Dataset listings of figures
===============

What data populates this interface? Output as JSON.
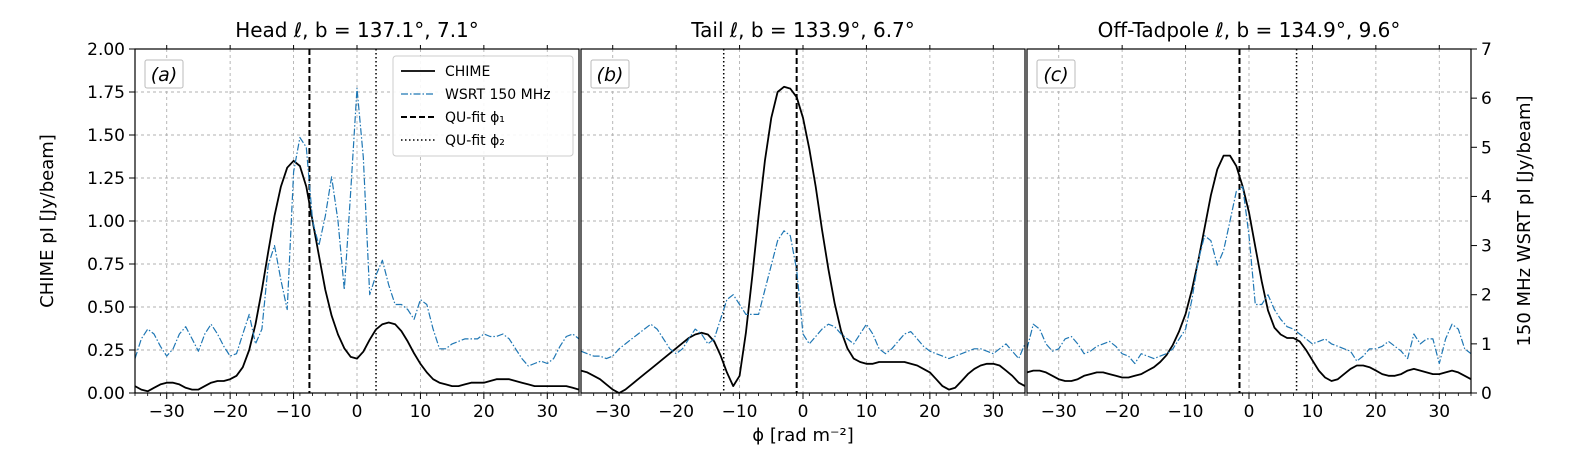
{
  "chart_data": {
    "type": "line",
    "xlabel": "ϕ [rad m⁻²]",
    "ylabel_left": "CHIME pI [Jy/beam]",
    "ylabel_right": "150 MHz WSRT pI [Jy/beam]",
    "xlim": [
      -35,
      35
    ],
    "ylim_left": [
      0,
      2.0
    ],
    "ylim_right": [
      0,
      7
    ],
    "x_ticks": [
      -30,
      -20,
      -10,
      0,
      10,
      20,
      30
    ],
    "x_tick_labels": [
      "−30",
      "−20",
      "−10",
      "0",
      "10",
      "20",
      "30"
    ],
    "y_left_ticks": [
      0,
      0.25,
      0.5,
      0.75,
      1.0,
      1.25,
      1.5,
      1.75,
      2.0
    ],
    "y_left_tick_labels": [
      "0.00",
      "0.25",
      "0.50",
      "0.75",
      "1.00",
      "1.25",
      "1.50",
      "1.75",
      "2.00"
    ],
    "y_right_ticks": [
      0,
      1,
      2,
      3,
      4,
      5,
      6,
      7
    ],
    "y_right_tick_labels": [
      "0",
      "1",
      "2",
      "3",
      "4",
      "5",
      "6",
      "7"
    ],
    "grid": true,
    "legend": {
      "placement": "top-right of panel (a)",
      "entries": [
        "CHIME",
        "WSRT 150 MHz",
        "QU-fit ϕ₁",
        "QU-fit ϕ₂"
      ]
    },
    "colors": {
      "chime": "#000000",
      "wsrt": "#1f77b4",
      "grid": "#b0b0b0"
    },
    "panels": [
      {
        "tag": "(a)",
        "title": "Head ℓ, b = 137.1°, 7.1°",
        "phi1": -7.5,
        "phi2": 3.0,
        "series": [
          {
            "name": "CHIME",
            "x": [
              -35,
              -34,
              -33,
              -32,
              -31,
              -30,
              -29,
              -28,
              -27,
              -26,
              -25,
              -24,
              -23,
              -22,
              -21,
              -20,
              -19,
              -18,
              -17,
              -16,
              -15,
              -14,
              -13,
              -12,
              -11,
              -10,
              -9,
              -8,
              -7,
              -6,
              -5,
              -4,
              -3,
              -2,
              -1,
              0,
              1,
              2,
              3,
              4,
              5,
              6,
              7,
              8,
              9,
              10,
              11,
              12,
              13,
              14,
              15,
              16,
              17,
              18,
              19,
              20,
              21,
              22,
              23,
              24,
              25,
              26,
              27,
              28,
              29,
              30,
              31,
              32,
              33,
              34,
              35
            ],
            "y": [
              0.04,
              0.02,
              0.01,
              0.03,
              0.05,
              0.06,
              0.06,
              0.05,
              0.03,
              0.02,
              0.02,
              0.04,
              0.06,
              0.07,
              0.07,
              0.08,
              0.1,
              0.15,
              0.25,
              0.4,
              0.6,
              0.82,
              1.03,
              1.2,
              1.31,
              1.35,
              1.32,
              1.2,
              1.0,
              0.8,
              0.6,
              0.45,
              0.34,
              0.26,
              0.21,
              0.2,
              0.24,
              0.31,
              0.37,
              0.4,
              0.41,
              0.4,
              0.36,
              0.3,
              0.23,
              0.17,
              0.12,
              0.08,
              0.06,
              0.05,
              0.04,
              0.04,
              0.05,
              0.06,
              0.06,
              0.06,
              0.07,
              0.08,
              0.08,
              0.08,
              0.07,
              0.06,
              0.05,
              0.04,
              0.04,
              0.04,
              0.04,
              0.04,
              0.04,
              0.03,
              0.02
            ]
          },
          {
            "name": "WSRT 150 MHz",
            "x": [
              -35,
              -34,
              -33,
              -32,
              -31,
              -30,
              -29,
              -28,
              -27,
              -26,
              -25,
              -24,
              -23,
              -22,
              -21,
              -20,
              -19,
              -18,
              -17,
              -16,
              -15,
              -14,
              -13,
              -12,
              -11,
              -10,
              -9,
              -8,
              -7,
              -6,
              -5,
              -4,
              -3,
              -2,
              -1,
              0,
              1,
              2,
              3,
              4,
              5,
              6,
              7,
              8,
              9,
              10,
              11,
              12,
              13,
              14,
              15,
              16,
              17,
              18,
              19,
              20,
              21,
              22,
              23,
              24,
              25,
              26,
              27,
              28,
              29,
              30,
              31,
              32,
              33,
              34,
              35
            ],
            "y": [
              0.7,
              1.1,
              1.3,
              1.2,
              0.95,
              0.75,
              0.9,
              1.2,
              1.35,
              1.1,
              0.85,
              1.2,
              1.4,
              1.2,
              0.95,
              0.75,
              0.8,
              1.2,
              1.6,
              1.0,
              1.3,
              2.6,
              3.0,
              2.3,
              1.7,
              4.5,
              5.2,
              5.0,
              3.5,
              3.0,
              3.6,
              4.4,
              3.5,
              2.1,
              4.1,
              6.2,
              4.8,
              2.0,
              2.4,
              2.7,
              2.2,
              1.8,
              1.8,
              1.7,
              1.5,
              1.9,
              1.8,
              1.3,
              0.9,
              0.9,
              1.0,
              1.05,
              1.1,
              1.1,
              1.1,
              1.2,
              1.15,
              1.15,
              1.2,
              1.1,
              0.9,
              0.7,
              0.55,
              0.6,
              0.65,
              0.6,
              0.7,
              0.95,
              1.15,
              1.2,
              1.1
            ]
          }
        ]
      },
      {
        "tag": "(b)",
        "title": "Tail ℓ, b = 133.9°, 6.7°",
        "phi1": -1.0,
        "phi2": -12.5,
        "series": [
          {
            "name": "CHIME",
            "x": [
              -35,
              -34,
              -33,
              -32,
              -31,
              -30,
              -29,
              -28,
              -27,
              -26,
              -25,
              -24,
              -23,
              -22,
              -21,
              -20,
              -19,
              -18,
              -17,
              -16,
              -15,
              -14,
              -13,
              -12,
              -11,
              -10,
              -9,
              -8,
              -7,
              -6,
              -5,
              -4,
              -3,
              -2,
              -1,
              0,
              1,
              2,
              3,
              4,
              5,
              6,
              7,
              8,
              9,
              10,
              11,
              12,
              13,
              14,
              15,
              16,
              17,
              18,
              19,
              20,
              21,
              22,
              23,
              24,
              25,
              26,
              27,
              28,
              29,
              30,
              31,
              32,
              33,
              34,
              35
            ],
            "y": [
              0.13,
              0.12,
              0.1,
              0.08,
              0.05,
              0.02,
              0.0,
              0.02,
              0.05,
              0.08,
              0.11,
              0.14,
              0.17,
              0.2,
              0.23,
              0.26,
              0.29,
              0.32,
              0.34,
              0.35,
              0.34,
              0.3,
              0.22,
              0.12,
              0.04,
              0.1,
              0.35,
              0.68,
              1.03,
              1.35,
              1.6,
              1.75,
              1.78,
              1.77,
              1.72,
              1.6,
              1.42,
              1.2,
              0.95,
              0.72,
              0.52,
              0.36,
              0.26,
              0.2,
              0.18,
              0.17,
              0.17,
              0.18,
              0.18,
              0.18,
              0.18,
              0.18,
              0.17,
              0.16,
              0.14,
              0.12,
              0.08,
              0.04,
              0.02,
              0.03,
              0.07,
              0.11,
              0.14,
              0.16,
              0.17,
              0.17,
              0.16,
              0.13,
              0.1,
              0.06,
              0.04
            ]
          },
          {
            "name": "WSRT 150 MHz",
            "x": [
              -35,
              -34,
              -33,
              -32,
              -31,
              -30,
              -29,
              -28,
              -27,
              -26,
              -25,
              -24,
              -23,
              -22,
              -21,
              -20,
              -19,
              -18,
              -17,
              -16,
              -15,
              -14,
              -13,
              -12,
              -11,
              -10,
              -9,
              -8,
              -7,
              -6,
              -5,
              -4,
              -3,
              -2,
              -1,
              0,
              1,
              2,
              3,
              4,
              5,
              6,
              7,
              8,
              9,
              10,
              11,
              12,
              13,
              14,
              15,
              16,
              17,
              18,
              19,
              20,
              21,
              22,
              23,
              24,
              25,
              26,
              27,
              28,
              29,
              30,
              31,
              32,
              33,
              34,
              35
            ],
            "y": [
              0.85,
              0.8,
              0.75,
              0.75,
              0.7,
              0.75,
              0.9,
              1.0,
              1.1,
              1.2,
              1.3,
              1.4,
              1.3,
              1.1,
              0.9,
              0.8,
              0.9,
              1.1,
              1.3,
              1.2,
              1.0,
              1.1,
              1.5,
              1.9,
              2.0,
              1.8,
              1.6,
              1.6,
              1.6,
              2.1,
              2.6,
              3.1,
              3.3,
              3.2,
              2.5,
              1.2,
              1.0,
              1.15,
              1.3,
              1.4,
              1.35,
              1.2,
              1.1,
              1.0,
              1.2,
              1.4,
              1.2,
              0.9,
              0.8,
              0.9,
              1.05,
              1.2,
              1.25,
              1.1,
              0.95,
              0.85,
              0.8,
              0.75,
              0.7,
              0.75,
              0.8,
              0.85,
              0.9,
              0.9,
              0.85,
              0.8,
              0.9,
              1.0,
              0.85,
              0.7,
              1.0
            ]
          }
        ]
      },
      {
        "tag": "(c)",
        "title": "Off-Tadpole  ℓ, b = 134.9°, 9.6°",
        "phi1": -1.5,
        "phi2": 7.5,
        "series": [
          {
            "name": "CHIME",
            "x": [
              -35,
              -34,
              -33,
              -32,
              -31,
              -30,
              -29,
              -28,
              -27,
              -26,
              -25,
              -24,
              -23,
              -22,
              -21,
              -20,
              -19,
              -18,
              -17,
              -16,
              -15,
              -14,
              -13,
              -12,
              -11,
              -10,
              -9,
              -8,
              -7,
              -6,
              -5,
              -4,
              -3,
              -2,
              -1,
              0,
              1,
              2,
              3,
              4,
              5,
              6,
              7,
              8,
              9,
              10,
              11,
              12,
              13,
              14,
              15,
              16,
              17,
              18,
              19,
              20,
              21,
              22,
              23,
              24,
              25,
              26,
              27,
              28,
              29,
              30,
              31,
              32,
              33,
              34,
              35
            ],
            "y": [
              0.12,
              0.13,
              0.13,
              0.12,
              0.1,
              0.08,
              0.07,
              0.07,
              0.08,
              0.1,
              0.11,
              0.12,
              0.12,
              0.11,
              0.1,
              0.09,
              0.09,
              0.1,
              0.11,
              0.13,
              0.15,
              0.18,
              0.22,
              0.28,
              0.36,
              0.46,
              0.6,
              0.77,
              0.96,
              1.15,
              1.3,
              1.38,
              1.38,
              1.32,
              1.2,
              1.05,
              0.85,
              0.65,
              0.48,
              0.38,
              0.34,
              0.32,
              0.32,
              0.3,
              0.25,
              0.19,
              0.13,
              0.09,
              0.07,
              0.08,
              0.11,
              0.14,
              0.16,
              0.16,
              0.15,
              0.13,
              0.11,
              0.1,
              0.1,
              0.11,
              0.13,
              0.14,
              0.13,
              0.12,
              0.11,
              0.11,
              0.12,
              0.13,
              0.12,
              0.1,
              0.08
            ]
          },
          {
            "name": "WSRT 150 MHz",
            "x": [
              -35,
              -34,
              -33,
              -32,
              -31,
              -30,
              -29,
              -28,
              -27,
              -26,
              -25,
              -24,
              -23,
              -22,
              -21,
              -20,
              -19,
              -18,
              -17,
              -16,
              -15,
              -14,
              -13,
              -12,
              -11,
              -10,
              -9,
              -8,
              -7,
              -6,
              -5,
              -4,
              -3,
              -2,
              -1,
              0,
              1,
              2,
              3,
              4,
              5,
              6,
              7,
              8,
              9,
              10,
              11,
              12,
              13,
              14,
              15,
              16,
              17,
              18,
              19,
              20,
              21,
              22,
              23,
              24,
              25,
              26,
              27,
              28,
              29,
              30,
              31,
              32,
              33,
              34,
              35
            ],
            "y": [
              0.9,
              1.4,
              1.3,
              1.0,
              0.85,
              0.9,
              1.1,
              1.15,
              1.0,
              0.8,
              0.85,
              0.95,
              1.0,
              1.05,
              0.95,
              0.8,
              0.75,
              0.6,
              0.8,
              0.75,
              0.7,
              0.75,
              0.8,
              0.9,
              1.1,
              1.3,
              1.9,
              2.7,
              3.2,
              3.1,
              2.6,
              2.9,
              3.5,
              4.1,
              4.2,
              3.2,
              1.8,
              1.8,
              2.0,
              1.7,
              1.5,
              1.35,
              1.3,
              1.2,
              1.1,
              1.0,
              1.05,
              1.1,
              1.0,
              0.95,
              0.9,
              0.85,
              0.65,
              0.75,
              0.9,
              0.9,
              0.95,
              1.05,
              0.95,
              0.85,
              0.7,
              1.2,
              1.0,
              1.1,
              1.1,
              0.6,
              1.1,
              1.4,
              1.3,
              0.9,
              0.8
            ]
          }
        ]
      }
    ]
  }
}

===============

- _WRITTEN EXERCISE_
Copy every line above that holds the word "beam".

- _SOLUTION TO THIS TASK_
    "ylabel_left": "CHIME pI [Jy/beam]",
    "ylabel_right": "150 MHz WSRT pI [Jy/beam]",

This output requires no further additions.